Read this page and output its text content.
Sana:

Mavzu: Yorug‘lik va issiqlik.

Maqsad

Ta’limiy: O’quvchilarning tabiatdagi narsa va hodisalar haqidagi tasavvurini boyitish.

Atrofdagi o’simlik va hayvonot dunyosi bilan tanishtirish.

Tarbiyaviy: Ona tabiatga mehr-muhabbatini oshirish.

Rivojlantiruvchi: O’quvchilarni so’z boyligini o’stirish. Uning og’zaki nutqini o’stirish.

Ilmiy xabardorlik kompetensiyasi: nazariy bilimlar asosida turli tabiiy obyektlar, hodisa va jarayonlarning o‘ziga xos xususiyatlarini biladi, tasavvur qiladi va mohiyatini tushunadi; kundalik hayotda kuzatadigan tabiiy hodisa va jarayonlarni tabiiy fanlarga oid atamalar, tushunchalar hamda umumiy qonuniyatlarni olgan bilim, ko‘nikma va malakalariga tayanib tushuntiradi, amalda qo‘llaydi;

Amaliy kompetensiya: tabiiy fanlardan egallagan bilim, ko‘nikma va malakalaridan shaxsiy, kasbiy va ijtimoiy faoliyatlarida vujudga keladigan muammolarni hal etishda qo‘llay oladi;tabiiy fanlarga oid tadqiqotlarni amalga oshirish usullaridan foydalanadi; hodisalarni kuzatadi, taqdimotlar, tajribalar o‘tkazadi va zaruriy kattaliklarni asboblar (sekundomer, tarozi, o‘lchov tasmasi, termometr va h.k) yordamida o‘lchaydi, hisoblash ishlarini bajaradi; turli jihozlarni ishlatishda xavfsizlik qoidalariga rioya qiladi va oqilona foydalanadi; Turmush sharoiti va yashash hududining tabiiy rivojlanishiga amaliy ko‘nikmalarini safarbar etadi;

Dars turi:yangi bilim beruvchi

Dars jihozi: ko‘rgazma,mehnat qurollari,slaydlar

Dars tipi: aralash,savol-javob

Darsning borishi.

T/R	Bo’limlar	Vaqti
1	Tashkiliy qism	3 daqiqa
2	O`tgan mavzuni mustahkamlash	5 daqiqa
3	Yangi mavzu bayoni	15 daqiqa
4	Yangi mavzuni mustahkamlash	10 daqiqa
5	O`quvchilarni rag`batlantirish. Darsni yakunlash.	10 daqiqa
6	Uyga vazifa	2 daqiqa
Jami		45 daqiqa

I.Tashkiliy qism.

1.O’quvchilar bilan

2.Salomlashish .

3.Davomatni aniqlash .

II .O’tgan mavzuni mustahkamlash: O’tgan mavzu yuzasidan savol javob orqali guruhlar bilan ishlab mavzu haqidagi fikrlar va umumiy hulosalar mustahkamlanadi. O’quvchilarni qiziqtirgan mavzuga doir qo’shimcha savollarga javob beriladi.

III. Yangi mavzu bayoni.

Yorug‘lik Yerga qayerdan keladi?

══════════════════════════════

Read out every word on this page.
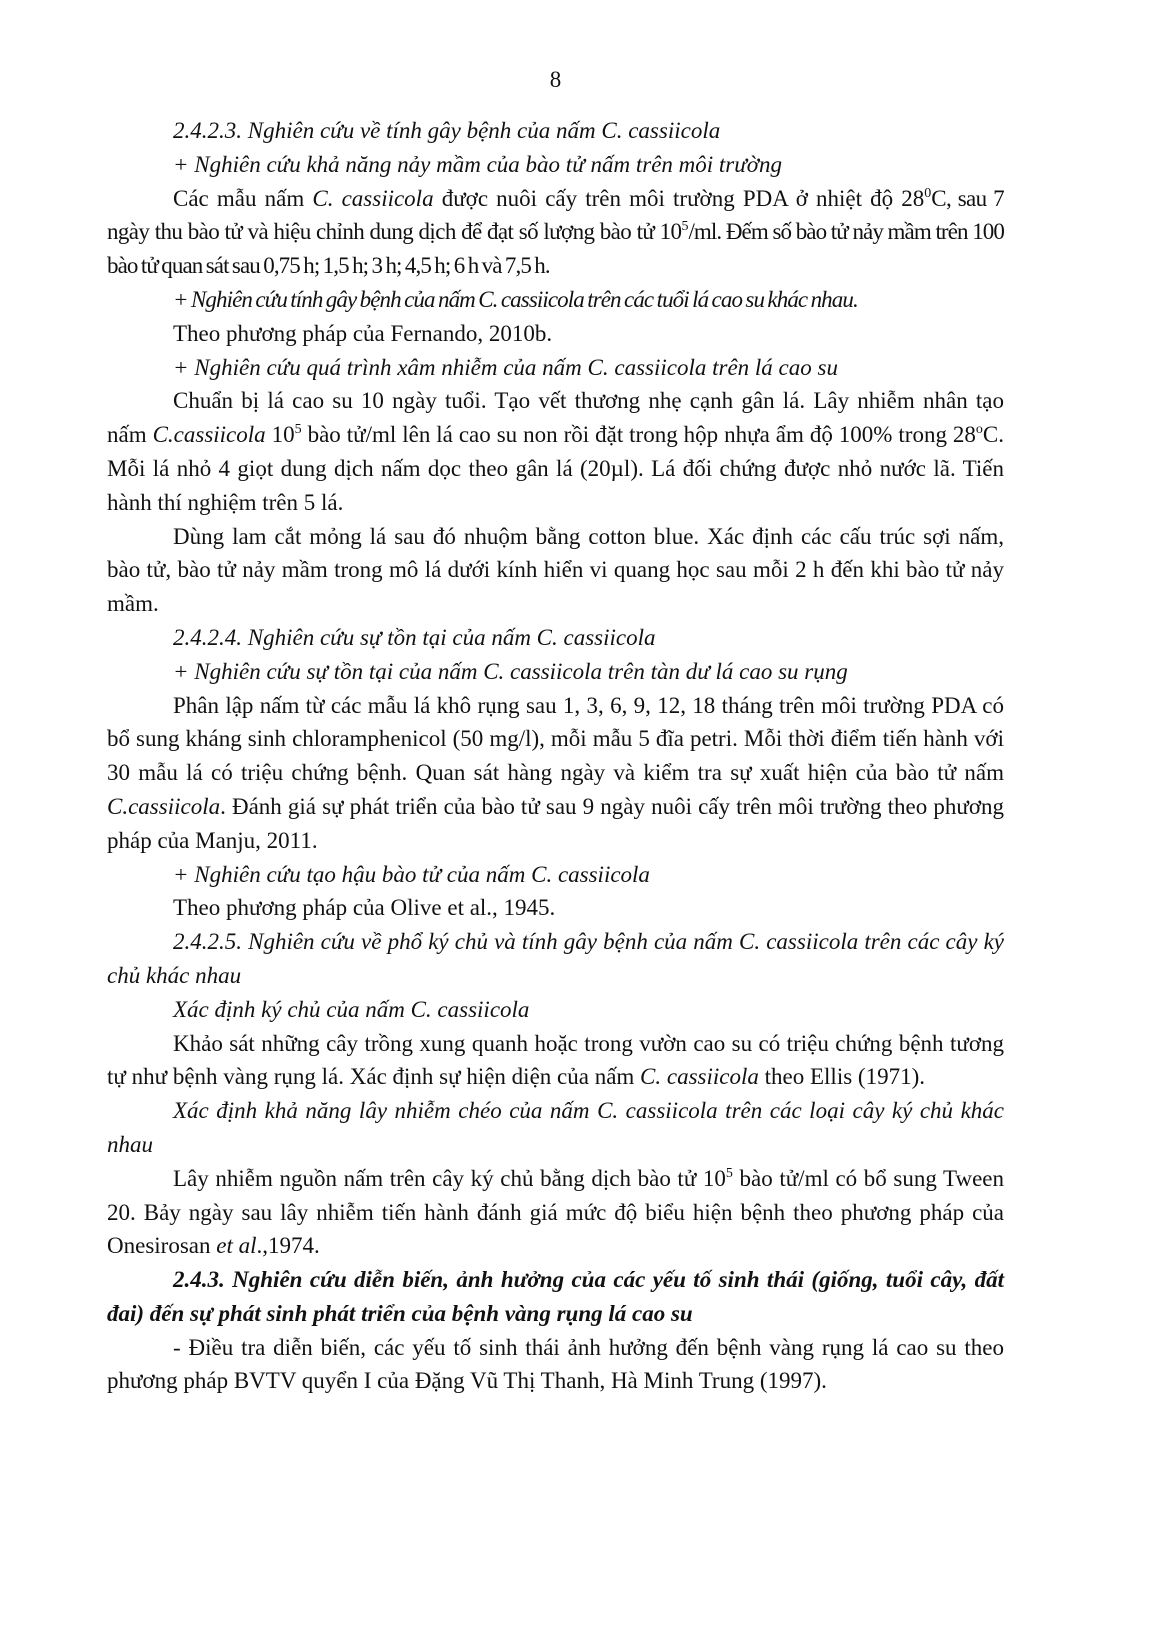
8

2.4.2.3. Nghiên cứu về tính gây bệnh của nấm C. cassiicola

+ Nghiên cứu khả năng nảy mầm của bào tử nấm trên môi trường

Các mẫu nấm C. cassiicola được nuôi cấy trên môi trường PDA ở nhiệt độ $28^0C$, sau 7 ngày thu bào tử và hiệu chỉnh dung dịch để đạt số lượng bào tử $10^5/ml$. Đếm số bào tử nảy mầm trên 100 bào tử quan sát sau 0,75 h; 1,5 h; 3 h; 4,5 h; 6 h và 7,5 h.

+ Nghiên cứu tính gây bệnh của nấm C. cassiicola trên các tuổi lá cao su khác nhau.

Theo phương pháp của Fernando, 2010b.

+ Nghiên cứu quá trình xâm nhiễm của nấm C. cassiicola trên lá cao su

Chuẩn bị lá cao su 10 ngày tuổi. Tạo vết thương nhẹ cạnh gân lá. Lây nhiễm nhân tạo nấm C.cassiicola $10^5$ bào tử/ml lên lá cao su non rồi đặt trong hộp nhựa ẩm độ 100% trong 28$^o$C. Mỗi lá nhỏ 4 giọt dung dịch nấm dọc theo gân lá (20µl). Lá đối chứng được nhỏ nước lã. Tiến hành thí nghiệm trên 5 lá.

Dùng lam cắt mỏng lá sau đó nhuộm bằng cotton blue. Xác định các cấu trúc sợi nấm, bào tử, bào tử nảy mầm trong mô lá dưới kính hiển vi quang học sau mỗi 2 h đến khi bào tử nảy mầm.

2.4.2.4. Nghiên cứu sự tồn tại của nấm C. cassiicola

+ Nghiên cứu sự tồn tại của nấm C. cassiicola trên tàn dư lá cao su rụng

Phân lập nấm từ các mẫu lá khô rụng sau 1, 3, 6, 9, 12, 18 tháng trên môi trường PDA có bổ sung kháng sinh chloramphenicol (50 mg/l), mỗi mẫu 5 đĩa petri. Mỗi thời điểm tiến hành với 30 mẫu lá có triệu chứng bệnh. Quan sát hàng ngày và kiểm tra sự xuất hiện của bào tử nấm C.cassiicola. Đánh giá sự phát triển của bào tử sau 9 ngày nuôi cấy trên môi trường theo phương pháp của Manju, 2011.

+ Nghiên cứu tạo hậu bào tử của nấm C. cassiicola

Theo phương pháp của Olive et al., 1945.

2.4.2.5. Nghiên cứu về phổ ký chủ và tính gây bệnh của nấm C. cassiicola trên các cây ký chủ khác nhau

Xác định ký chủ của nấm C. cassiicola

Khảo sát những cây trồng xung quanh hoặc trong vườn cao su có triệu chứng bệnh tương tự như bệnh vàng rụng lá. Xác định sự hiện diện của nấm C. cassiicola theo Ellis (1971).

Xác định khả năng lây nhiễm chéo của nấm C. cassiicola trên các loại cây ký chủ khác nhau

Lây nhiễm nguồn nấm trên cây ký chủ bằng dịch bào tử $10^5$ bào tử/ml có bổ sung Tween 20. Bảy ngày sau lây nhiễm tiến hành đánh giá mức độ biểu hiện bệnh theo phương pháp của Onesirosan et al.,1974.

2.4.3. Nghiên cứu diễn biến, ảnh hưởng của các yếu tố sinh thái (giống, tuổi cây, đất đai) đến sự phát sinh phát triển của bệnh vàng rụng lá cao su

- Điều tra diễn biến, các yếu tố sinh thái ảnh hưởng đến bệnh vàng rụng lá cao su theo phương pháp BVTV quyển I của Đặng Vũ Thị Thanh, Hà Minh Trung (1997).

══════════════════════════════

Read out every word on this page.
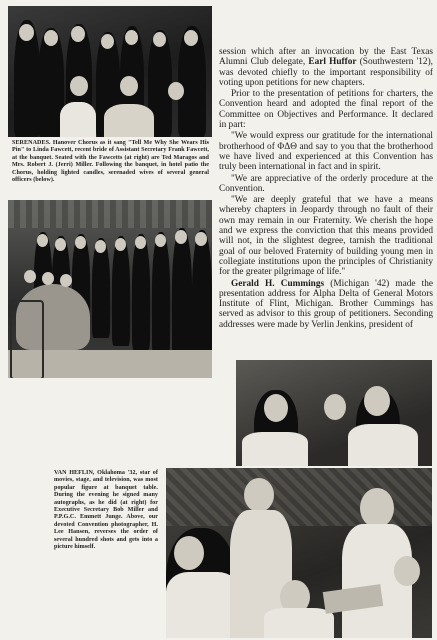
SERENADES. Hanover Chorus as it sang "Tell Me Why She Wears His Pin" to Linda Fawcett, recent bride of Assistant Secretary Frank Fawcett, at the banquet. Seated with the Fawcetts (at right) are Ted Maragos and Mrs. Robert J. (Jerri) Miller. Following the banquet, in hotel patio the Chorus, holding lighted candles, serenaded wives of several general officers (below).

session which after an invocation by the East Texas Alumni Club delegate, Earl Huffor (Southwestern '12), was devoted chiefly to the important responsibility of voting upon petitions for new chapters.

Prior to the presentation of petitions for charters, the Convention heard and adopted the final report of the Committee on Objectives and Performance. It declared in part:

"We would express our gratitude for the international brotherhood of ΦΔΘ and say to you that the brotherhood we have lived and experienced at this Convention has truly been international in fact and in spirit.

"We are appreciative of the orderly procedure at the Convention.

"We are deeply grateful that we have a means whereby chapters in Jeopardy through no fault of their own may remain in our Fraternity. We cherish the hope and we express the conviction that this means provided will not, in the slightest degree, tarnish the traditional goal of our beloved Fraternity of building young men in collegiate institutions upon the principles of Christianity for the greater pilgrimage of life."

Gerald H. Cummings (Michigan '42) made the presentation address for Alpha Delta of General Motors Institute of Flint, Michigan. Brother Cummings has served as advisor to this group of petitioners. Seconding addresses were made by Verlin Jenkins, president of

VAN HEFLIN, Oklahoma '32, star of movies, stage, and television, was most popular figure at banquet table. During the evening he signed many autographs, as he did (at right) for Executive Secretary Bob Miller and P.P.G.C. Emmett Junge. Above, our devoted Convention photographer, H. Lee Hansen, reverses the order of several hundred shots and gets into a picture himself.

══════════════════════════════

Scan the material above for the string "that" and report each line where you find it.

"We would express our gratitude for the international brotherhood of ΦΔΘ and say to you that the brotherhood we have lived and experienced at this Convention has truly been international in fact and in spirit.
"We are deeply grateful that we have a means whereby chapters in Jeopardy through no fault of their own may remain in our Fraternity. We cherish the hope and we express the conviction that this means provided will not, in the slightest degree, tarnish the traditional goal of our beloved Fraternity of building young men in collegiate institutions upon the principles of Christianity for the greater pilgrimage of life."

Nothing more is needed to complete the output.